RECORDS SHOWN start

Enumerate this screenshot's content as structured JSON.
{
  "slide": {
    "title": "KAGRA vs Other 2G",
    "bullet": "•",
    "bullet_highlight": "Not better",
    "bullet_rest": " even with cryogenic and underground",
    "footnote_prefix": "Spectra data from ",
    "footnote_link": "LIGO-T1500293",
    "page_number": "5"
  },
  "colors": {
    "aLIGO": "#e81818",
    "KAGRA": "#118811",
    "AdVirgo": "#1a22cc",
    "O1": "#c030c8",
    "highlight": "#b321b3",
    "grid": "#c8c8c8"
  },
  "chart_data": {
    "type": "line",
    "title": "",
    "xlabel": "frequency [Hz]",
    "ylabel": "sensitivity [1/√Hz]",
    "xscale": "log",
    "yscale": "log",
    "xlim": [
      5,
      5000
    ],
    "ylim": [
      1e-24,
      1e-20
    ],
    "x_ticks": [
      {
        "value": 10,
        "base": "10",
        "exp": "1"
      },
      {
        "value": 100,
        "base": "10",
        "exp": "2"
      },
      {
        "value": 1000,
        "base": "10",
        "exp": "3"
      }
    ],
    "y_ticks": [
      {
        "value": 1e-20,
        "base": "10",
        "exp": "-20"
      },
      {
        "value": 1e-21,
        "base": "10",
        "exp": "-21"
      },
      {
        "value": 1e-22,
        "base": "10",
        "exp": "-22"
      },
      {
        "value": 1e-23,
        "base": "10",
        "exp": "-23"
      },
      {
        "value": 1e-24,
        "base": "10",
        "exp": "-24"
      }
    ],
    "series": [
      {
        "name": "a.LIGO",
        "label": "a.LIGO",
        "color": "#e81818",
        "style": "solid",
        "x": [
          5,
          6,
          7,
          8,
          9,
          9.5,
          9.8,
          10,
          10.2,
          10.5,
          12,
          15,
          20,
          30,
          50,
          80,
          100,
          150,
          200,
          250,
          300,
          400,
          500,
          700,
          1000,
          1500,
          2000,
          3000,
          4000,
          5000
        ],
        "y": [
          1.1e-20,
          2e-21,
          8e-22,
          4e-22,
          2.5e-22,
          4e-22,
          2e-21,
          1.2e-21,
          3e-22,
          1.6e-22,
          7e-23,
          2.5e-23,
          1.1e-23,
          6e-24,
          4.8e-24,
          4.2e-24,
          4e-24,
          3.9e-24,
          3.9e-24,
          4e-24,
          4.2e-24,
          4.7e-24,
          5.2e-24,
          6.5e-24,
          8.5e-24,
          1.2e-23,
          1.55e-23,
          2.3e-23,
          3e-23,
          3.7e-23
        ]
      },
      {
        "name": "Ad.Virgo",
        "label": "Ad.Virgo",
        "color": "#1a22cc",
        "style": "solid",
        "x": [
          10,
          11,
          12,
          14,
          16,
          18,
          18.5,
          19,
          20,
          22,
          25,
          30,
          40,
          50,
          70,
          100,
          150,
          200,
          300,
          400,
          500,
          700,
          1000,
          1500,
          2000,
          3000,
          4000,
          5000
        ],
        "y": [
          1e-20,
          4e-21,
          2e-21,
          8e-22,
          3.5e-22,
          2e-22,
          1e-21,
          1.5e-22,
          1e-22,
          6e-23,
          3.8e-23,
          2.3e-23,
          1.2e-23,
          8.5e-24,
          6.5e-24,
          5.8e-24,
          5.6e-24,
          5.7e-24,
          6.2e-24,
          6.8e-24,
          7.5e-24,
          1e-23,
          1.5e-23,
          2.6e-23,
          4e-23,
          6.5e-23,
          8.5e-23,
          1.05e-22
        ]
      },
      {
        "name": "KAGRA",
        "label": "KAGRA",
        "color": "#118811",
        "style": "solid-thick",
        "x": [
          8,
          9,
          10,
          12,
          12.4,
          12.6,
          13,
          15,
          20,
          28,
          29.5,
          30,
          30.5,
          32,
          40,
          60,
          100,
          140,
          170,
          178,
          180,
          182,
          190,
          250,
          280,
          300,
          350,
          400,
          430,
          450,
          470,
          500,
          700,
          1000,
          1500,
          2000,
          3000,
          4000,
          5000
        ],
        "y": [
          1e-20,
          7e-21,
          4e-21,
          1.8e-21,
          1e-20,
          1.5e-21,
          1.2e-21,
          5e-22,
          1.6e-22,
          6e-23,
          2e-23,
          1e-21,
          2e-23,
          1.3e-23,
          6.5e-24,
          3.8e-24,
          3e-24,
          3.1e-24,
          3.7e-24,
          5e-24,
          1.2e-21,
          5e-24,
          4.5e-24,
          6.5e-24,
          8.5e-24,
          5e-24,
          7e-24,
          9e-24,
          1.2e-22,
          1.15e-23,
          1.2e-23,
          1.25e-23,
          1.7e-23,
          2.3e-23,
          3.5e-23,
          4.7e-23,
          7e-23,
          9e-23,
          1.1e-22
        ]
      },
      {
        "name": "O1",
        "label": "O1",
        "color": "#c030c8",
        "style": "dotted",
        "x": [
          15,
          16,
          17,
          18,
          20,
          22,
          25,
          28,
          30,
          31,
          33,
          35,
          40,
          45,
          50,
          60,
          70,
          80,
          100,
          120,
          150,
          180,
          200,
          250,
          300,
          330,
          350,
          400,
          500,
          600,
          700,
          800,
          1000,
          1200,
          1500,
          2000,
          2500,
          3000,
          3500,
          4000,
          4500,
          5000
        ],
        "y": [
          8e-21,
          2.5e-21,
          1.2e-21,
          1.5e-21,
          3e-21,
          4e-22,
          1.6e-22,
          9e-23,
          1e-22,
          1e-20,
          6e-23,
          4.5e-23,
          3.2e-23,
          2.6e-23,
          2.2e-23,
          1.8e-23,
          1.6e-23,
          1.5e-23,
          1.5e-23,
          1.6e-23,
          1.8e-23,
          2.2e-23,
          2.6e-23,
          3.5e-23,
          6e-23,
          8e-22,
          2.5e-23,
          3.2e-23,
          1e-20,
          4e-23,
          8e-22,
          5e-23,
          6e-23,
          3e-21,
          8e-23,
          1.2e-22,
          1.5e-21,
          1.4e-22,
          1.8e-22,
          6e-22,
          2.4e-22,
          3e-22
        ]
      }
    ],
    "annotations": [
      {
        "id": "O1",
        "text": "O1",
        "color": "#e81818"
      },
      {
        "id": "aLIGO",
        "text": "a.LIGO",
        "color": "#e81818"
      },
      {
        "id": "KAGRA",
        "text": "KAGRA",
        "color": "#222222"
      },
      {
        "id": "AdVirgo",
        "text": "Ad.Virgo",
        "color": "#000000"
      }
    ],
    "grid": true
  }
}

RECORDS SHOWN end

DESCRIPTION OF THE TASK — Using the listing above, pick out each line that contains the word "KAGRA", then copy it.

ANSWER IN FULL —
    "title": "KAGRA vs Other 2G",
    "KAGRA": "#118811",
        "name": "KAGRA",
        "label": "KAGRA",
        "id": "KAGRA",
        "text": "KAGRA",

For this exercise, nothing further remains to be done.